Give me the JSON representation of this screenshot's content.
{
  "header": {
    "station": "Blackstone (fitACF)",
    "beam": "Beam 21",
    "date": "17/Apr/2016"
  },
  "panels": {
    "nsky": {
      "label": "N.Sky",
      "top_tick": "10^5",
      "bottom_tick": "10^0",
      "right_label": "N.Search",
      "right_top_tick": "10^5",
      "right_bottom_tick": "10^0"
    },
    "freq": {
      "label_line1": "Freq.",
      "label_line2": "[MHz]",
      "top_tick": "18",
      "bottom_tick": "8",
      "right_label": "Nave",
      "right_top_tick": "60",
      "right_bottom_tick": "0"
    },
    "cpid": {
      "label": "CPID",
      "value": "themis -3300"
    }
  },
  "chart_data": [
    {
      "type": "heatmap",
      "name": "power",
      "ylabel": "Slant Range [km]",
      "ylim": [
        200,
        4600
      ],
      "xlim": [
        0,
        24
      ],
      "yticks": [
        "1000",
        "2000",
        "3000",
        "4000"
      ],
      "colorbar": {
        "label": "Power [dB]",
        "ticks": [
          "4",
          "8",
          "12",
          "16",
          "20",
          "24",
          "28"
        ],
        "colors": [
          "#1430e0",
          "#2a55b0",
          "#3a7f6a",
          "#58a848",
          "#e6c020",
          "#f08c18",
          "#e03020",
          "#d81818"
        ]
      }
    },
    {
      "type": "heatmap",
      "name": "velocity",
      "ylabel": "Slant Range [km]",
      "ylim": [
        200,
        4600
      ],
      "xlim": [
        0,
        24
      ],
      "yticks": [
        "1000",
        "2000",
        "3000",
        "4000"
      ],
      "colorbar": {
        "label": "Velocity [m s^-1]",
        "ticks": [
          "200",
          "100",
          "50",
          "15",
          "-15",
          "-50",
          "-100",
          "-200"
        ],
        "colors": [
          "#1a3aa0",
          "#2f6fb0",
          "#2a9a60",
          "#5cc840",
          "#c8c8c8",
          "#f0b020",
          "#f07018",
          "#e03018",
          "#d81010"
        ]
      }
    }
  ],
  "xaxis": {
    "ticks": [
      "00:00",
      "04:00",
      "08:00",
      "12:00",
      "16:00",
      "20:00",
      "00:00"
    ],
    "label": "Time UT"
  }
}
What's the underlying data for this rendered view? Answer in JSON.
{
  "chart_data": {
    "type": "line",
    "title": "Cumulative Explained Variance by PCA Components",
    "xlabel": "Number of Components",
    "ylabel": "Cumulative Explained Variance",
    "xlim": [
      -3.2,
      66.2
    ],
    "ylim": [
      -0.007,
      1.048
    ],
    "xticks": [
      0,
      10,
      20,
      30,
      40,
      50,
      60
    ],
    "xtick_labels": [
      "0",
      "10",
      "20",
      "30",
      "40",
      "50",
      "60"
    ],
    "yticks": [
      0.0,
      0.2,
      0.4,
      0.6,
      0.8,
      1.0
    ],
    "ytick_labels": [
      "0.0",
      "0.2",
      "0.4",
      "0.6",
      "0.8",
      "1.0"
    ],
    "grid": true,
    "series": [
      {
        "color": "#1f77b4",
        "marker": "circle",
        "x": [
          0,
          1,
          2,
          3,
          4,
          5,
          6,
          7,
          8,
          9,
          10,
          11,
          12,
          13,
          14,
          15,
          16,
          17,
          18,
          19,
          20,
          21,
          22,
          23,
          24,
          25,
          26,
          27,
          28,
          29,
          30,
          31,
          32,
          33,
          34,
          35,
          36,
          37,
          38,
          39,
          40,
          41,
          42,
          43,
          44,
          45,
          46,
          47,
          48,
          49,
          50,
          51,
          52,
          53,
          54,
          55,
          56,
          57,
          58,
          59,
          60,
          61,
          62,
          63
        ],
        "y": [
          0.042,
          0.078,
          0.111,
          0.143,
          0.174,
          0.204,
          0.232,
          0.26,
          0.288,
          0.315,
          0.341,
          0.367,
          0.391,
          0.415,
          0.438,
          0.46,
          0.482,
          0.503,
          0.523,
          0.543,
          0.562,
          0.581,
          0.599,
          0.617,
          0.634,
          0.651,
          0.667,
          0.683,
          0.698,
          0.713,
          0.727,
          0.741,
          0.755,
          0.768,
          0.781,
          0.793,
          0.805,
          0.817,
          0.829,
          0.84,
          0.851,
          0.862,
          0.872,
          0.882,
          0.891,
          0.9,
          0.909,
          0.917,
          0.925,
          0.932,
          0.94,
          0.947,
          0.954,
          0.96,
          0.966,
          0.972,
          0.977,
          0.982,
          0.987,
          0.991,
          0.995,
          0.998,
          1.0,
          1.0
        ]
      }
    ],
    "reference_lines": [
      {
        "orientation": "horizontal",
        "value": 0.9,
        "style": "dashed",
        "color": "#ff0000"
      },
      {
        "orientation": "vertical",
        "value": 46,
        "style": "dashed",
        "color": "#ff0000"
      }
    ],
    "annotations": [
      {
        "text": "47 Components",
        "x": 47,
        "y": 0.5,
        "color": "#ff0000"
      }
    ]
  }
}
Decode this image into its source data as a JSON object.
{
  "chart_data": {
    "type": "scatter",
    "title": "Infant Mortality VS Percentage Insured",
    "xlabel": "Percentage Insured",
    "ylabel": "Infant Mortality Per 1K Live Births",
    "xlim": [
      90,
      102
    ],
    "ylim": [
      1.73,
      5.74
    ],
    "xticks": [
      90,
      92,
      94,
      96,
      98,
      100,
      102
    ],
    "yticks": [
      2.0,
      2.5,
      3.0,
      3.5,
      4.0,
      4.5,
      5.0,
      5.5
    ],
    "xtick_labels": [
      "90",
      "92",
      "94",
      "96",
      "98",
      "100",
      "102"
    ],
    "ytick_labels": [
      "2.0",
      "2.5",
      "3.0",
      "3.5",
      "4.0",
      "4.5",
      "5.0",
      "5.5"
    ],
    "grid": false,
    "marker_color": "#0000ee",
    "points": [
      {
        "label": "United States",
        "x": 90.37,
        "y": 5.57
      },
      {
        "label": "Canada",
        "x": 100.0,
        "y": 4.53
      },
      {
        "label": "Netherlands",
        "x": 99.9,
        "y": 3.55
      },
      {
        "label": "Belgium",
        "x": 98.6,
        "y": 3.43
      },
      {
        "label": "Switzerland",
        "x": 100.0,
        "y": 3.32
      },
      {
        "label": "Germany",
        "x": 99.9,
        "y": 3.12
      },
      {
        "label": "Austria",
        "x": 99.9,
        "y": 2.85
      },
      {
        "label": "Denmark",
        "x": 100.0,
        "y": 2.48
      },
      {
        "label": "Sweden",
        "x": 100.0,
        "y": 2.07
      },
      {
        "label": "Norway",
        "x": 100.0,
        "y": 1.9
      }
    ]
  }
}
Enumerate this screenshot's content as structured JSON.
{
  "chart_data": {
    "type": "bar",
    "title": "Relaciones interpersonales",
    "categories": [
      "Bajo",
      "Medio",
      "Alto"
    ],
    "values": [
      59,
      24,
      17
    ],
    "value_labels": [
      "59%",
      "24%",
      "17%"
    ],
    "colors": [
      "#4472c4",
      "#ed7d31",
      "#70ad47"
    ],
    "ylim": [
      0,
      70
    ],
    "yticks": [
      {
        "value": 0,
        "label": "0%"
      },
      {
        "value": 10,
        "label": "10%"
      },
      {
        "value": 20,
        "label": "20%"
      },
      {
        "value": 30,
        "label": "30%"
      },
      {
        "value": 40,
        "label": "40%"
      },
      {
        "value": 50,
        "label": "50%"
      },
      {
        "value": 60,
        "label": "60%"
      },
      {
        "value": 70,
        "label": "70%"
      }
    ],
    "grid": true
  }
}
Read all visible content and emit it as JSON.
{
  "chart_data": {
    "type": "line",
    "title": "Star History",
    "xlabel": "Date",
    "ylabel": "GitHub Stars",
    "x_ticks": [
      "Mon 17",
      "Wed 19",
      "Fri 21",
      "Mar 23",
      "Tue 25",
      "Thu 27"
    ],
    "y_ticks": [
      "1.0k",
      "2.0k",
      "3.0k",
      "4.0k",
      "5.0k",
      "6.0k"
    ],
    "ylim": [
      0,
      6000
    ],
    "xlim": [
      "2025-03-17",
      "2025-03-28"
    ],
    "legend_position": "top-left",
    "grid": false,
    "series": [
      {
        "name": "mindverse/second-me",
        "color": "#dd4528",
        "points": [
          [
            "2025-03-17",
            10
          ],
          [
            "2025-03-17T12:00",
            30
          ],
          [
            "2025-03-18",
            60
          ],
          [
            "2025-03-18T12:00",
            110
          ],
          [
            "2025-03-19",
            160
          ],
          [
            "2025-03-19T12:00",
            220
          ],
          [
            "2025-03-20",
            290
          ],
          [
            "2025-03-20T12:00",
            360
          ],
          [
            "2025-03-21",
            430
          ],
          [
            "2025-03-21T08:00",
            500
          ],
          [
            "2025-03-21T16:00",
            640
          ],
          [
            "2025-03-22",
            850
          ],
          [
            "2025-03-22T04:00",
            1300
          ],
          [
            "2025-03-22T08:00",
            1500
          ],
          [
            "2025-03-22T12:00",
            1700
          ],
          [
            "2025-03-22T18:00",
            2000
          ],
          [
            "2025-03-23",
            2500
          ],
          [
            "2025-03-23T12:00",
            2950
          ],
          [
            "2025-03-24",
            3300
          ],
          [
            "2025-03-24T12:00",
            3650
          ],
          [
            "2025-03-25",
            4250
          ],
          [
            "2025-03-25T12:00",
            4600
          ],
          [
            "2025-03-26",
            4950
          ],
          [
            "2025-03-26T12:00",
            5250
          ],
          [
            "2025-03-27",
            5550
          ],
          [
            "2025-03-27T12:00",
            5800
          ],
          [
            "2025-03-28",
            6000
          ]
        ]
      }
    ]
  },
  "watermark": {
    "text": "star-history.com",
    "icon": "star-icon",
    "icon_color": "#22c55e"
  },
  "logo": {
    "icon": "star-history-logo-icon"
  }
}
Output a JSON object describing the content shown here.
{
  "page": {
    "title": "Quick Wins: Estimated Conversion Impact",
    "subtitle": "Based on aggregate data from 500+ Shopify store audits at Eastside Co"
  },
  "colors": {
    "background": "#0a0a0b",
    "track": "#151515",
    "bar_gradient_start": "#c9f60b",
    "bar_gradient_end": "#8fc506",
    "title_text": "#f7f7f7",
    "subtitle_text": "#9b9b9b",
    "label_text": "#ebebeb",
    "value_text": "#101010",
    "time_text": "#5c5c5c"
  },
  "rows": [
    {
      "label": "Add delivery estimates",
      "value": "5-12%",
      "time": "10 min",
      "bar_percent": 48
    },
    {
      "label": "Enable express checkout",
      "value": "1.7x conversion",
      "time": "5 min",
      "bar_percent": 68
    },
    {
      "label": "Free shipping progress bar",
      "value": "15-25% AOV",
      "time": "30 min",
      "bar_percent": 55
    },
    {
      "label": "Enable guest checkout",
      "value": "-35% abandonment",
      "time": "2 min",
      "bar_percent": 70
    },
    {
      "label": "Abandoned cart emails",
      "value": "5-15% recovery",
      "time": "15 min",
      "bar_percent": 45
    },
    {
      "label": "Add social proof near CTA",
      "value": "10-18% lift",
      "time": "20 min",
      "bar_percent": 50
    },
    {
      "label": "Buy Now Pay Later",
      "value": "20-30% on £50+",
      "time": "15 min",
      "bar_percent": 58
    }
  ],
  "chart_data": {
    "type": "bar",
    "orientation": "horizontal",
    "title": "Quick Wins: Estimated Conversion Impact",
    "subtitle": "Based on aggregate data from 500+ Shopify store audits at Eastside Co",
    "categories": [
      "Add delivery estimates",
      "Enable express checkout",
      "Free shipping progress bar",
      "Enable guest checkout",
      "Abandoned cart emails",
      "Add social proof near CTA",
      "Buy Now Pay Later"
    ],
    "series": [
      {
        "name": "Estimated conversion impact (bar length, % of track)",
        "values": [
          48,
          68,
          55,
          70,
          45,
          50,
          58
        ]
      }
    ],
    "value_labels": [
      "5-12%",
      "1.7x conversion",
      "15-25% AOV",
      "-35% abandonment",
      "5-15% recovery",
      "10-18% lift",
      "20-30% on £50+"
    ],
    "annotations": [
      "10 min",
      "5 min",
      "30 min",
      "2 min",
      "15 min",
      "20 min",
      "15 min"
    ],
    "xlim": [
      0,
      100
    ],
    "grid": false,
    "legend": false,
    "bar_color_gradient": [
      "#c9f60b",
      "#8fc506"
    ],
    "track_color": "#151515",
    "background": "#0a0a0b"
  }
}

══════════════════════════════

Stated problem
Every line holding "audits" should be copied out.

Exercise response
    "subtitle": "Based on aggregate data from 500+ Shopify store audits at Eastside Co"
    "subtitle": "Based on aggregate data from 500+ Shopify store audits at Eastside Co",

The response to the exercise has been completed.